╔══

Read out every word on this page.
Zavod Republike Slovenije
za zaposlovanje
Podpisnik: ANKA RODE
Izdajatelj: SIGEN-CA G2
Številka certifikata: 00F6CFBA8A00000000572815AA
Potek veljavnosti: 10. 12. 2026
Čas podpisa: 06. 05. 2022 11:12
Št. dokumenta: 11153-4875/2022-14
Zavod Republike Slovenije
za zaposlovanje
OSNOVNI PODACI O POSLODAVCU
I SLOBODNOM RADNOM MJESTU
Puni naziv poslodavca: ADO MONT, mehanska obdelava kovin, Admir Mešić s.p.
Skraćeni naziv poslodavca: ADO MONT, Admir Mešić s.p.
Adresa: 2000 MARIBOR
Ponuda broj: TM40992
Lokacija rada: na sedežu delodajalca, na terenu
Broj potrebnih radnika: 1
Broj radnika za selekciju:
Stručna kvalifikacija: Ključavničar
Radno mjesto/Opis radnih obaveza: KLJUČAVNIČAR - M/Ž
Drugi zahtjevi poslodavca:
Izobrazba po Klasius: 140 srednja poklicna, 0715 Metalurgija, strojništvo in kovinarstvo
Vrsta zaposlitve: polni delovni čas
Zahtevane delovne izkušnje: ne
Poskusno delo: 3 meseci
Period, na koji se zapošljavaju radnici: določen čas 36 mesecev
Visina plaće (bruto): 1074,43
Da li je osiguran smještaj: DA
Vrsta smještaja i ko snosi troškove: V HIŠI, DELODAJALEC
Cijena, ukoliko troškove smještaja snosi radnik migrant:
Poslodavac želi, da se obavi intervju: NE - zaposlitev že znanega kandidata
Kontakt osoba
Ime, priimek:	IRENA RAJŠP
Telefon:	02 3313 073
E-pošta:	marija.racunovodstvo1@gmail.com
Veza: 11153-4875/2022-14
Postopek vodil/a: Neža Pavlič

╚══

■ **STATED GOAL**
Report how many lines of the preceding records include "troškove". Output the number only.

■ **OUTPUT BELOW**
2